⟨

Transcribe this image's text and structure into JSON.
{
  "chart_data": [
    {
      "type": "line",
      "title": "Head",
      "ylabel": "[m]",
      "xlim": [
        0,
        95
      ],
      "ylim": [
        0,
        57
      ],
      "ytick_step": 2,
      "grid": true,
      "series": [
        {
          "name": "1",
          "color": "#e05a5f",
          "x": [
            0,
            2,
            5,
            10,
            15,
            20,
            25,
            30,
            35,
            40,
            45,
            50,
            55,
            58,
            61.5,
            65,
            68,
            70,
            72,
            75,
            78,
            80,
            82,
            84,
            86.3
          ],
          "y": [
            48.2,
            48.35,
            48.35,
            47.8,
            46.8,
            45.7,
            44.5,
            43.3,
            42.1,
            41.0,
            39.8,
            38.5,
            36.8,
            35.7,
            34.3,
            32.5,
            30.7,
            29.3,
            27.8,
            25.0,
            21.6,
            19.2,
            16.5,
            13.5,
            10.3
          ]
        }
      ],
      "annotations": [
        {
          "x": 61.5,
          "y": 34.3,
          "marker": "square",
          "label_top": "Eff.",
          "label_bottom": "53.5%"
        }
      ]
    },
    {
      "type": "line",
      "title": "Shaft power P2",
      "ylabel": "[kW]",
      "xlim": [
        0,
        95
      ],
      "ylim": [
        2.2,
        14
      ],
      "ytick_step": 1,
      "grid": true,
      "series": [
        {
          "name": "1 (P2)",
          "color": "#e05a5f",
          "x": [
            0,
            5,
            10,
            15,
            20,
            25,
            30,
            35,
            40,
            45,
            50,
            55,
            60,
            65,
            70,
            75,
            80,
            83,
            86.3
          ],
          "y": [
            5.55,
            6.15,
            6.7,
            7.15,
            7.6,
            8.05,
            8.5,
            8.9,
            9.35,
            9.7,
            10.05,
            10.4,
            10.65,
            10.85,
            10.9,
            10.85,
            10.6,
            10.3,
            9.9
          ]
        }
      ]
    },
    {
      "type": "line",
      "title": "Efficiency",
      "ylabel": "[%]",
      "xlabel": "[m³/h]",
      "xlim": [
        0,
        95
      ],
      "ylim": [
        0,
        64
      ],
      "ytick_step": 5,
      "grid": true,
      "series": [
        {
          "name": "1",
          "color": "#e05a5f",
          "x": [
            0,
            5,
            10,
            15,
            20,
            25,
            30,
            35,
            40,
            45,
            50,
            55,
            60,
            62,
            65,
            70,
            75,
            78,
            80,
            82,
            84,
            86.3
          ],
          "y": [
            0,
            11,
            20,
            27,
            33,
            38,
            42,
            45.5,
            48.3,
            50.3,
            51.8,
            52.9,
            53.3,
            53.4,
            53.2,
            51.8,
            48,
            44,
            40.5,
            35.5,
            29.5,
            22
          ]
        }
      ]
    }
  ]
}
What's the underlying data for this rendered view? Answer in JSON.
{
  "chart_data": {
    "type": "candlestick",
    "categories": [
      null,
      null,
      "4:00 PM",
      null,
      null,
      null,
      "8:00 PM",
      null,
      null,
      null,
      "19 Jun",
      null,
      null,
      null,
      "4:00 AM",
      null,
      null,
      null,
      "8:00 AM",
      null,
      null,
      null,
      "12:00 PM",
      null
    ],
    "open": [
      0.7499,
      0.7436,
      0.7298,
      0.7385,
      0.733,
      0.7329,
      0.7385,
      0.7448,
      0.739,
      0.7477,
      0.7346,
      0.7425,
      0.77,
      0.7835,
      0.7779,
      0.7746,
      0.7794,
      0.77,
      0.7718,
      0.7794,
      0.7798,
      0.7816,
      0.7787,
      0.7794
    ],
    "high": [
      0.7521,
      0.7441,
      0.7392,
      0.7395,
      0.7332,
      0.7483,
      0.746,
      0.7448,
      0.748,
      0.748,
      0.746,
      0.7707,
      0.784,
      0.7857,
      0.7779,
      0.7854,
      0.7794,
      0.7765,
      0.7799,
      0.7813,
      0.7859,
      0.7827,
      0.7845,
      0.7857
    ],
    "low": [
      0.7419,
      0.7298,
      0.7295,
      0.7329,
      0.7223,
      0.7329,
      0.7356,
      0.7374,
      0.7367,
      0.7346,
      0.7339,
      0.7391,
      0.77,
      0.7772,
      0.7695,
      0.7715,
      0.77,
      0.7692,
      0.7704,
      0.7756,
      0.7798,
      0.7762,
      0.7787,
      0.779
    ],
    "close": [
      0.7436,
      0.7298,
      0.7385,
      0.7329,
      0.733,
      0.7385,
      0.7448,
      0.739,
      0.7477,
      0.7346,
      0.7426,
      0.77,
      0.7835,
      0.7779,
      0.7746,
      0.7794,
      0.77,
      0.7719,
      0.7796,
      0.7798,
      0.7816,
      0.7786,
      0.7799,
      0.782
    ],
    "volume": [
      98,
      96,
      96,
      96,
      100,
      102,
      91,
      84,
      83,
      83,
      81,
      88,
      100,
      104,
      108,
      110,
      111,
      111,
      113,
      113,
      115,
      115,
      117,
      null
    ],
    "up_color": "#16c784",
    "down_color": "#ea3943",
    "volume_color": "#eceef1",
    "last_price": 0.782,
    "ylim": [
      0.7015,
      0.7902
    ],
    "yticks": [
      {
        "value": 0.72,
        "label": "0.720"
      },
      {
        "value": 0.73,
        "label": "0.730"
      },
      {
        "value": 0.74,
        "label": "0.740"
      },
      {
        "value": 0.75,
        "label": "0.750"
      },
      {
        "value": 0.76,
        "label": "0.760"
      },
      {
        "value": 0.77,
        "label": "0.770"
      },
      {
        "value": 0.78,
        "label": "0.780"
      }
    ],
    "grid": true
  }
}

⟩

Given task: Copy the material above verbatim.

Final result:
Transcribe this image's text and structure into JSON.
{
  "chart_data": [
    {
      "type": "line",
      "title": "Head",
      "ylabel": "[m]",
      "xlim": [
        0,
        95
      ],
      "ylim": [
        0,
        57
      ],
      "ytick_step": 2,
      "grid": true,
      "series": [
        {
          "name": "1",
          "color": "#e05a5f",
          "x": [
            0,
            2,
            5,
            10,
            15,
            20,
            25,
            30,
            35,
            40,
            45,
            50,
            55,
            58,
            61.5,
            65,
            68,
            70,
            72,
            75,
            78,
            80,
            82,
            84,
            86.3
          ],
          "y": [
            48.2,
            48.35,
            48.35,
            47.8,
            46.8,
            45.7,
            44.5,
            43.3,
            42.1,
            41.0,
            39.8,
            38.5,
            36.8,
            35.7,
            34.3,
            32.5,
            30.7,
            29.3,
            27.8,
            25.0,
            21.6,
            19.2,
            16.5,
            13.5,
            10.3
          ]
        }
      ],
      "annotations": [
        {
          "x": 61.5,
          "y": 34.3,
          "marker": "square",
          "label_top": "Eff.",
          "label_bottom": "53.5%"
        }
      ]
    },
    {
      "type": "line",
      "title": "Shaft power P2",
      "ylabel": "[kW]",
      "xlim": [
        0,
        95
      ],
      "ylim": [
        2.2,
        14
      ],
      "ytick_step": 1,
      "grid": true,
      "series": [
        {
          "name": "1 (P2)",
          "color": "#e05a5f",
          "x": [
            0,
            5,
            10,
            15,
            20,
            25,
            30,
            35,
            40,
            45,
            50,
            55,
            60,
            65,
            70,
            75,
            80,
            83,
            86.3
          ],
          "y": [
            5.55,
            6.15,
            6.7,
            7.15,
            7.6,
            8.05,
            8.5,
            8.9,
            9.35,
            9.7,
            10.05,
            10.4,
            10.65,
            10.85,
            10.9,
            10.85,
            10.6,
            10.3,
            9.9
          ]
        }
      ]
    },
    {
      "type": "line",
      "title": "Efficiency",
      "ylabel": "[%]",
      "xlabel": "[m³/h]",
      "xlim": [
        0,
        95
      ],
      "ylim": [
        0,
        64
      ],
      "ytick_step": 5,
      "grid": true,
      "series": [
        {
          "name": "1",
          "color": "#e05a5f",
          "x": [
            0,
            5,
            10,
            15,
            20,
            25,
            30,
            35,
            40,
            45,
            50,
            55,
            60,
            62,
            65,
            70,
            75,
            78,
            80,
            82,
            84,
            86.3
          ],
          "y": [
            0,
            11,
            20,
            27,
            33,
            38,
            42,
            45.5,
            48.3,
            50.3,
            51.8,
            52.9,
            53.3,
            53.4,
            53.2,
            51.8,
            48,
            44,
            40.5,
            35.5,
            29.5,
            22
          ]
        }
      ]
    }
  ]
}
What's the underlying data for this rendered view? Answer in JSON.
{
  "chart_data": {
    "type": "candlestick",
    "categories": [
      null,
      null,
      "4:00 PM",
      null,
      null,
      null,
      "8:00 PM",
      null,
      null,
      null,
      "19 Jun",
      null,
      null,
      null,
      "4:00 AM",
      null,
      null,
      null,
      "8:00 AM",
      null,
      null,
      null,
      "12:00 PM",
      null
    ],
    "open": [
      0.7499,
      0.7436,
      0.7298,
      0.7385,
      0.733,
      0.7329,
      0.7385,
      0.7448,
      0.739,
      0.7477,
      0.7346,
      0.7425,
      0.77,
      0.7835,
      0.7779,
      0.7746,
      0.7794,
      0.77,
      0.7718,
      0.7794,
      0.7798,
      0.7816,
      0.7787,
      0.7794
    ],
    "high": [
      0.7521,
      0.7441,
      0.7392,
      0.7395,
      0.7332,
      0.7483,
      0.746,
      0.7448,
      0.748,
      0.748,
      0.746,
      0.7707,
      0.784,
      0.7857,
      0.7779,
      0.7854,
      0.7794,
      0.7765,
      0.7799,
      0.7813,
      0.7859,
      0.7827,
      0.7845,
      0.7857
    ],
    "low": [
      0.7419,
      0.7298,
      0.7295,
      0.7329,
      0.7223,
      0.7329,
      0.7356,
      0.7374,
      0.7367,
      0.7346,
      0.7339,
      0.7391,
      0.77,
      0.7772,
      0.7695,
      0.7715,
      0.77,
      0.7692,
      0.7704,
      0.7756,
      0.7798,
      0.7762,
      0.7787,
      0.779
    ],
    "close": [
      0.7436,
      0.7298,
      0.7385,
      0.7329,
      0.733,
      0.7385,
      0.7448,
      0.739,
      0.7477,
      0.7346,
      0.7426,
      0.77,
      0.7835,
      0.7779,
      0.7746,
      0.7794,
      0.77,
      0.7719,
      0.7796,
      0.7798,
      0.7816,
      0.7786,
      0.7799,
      0.782
    ],
    "volume": [
      98,
      96,
      96,
      96,
      100,
      102,
      91,
      84,
      83,
      83,
      81,
      88,
      100,
      104,
      108,
      110,
      111,
      111,
      113,
      113,
      115,
      115,
      117,
      null
    ],
    "up_color": "#16c784",
    "down_color": "#ea3943",
    "volume_color": "#eceef1",
    "last_price": 0.782,
    "ylim": [
      0.7015,
      0.7902
    ],
    "yticks": [
      {
        "value": 0.72,
        "label": "0.720"
      },
      {
        "value": 0.73,
        "label": "0.730"
      },
      {
        "value": 0.74,
        "label": "0.740"
      },
      {
        "value": 0.75,
        "label": "0.750"
      },
      {
        "value": 0.76,
        "label": "0.760"
      },
      {
        "value": 0.77,
        "label": "0.770"
      },
      {
        "value": 0.78,
        "label": "0.780"
      }
    ],
    "grid": true
  }
}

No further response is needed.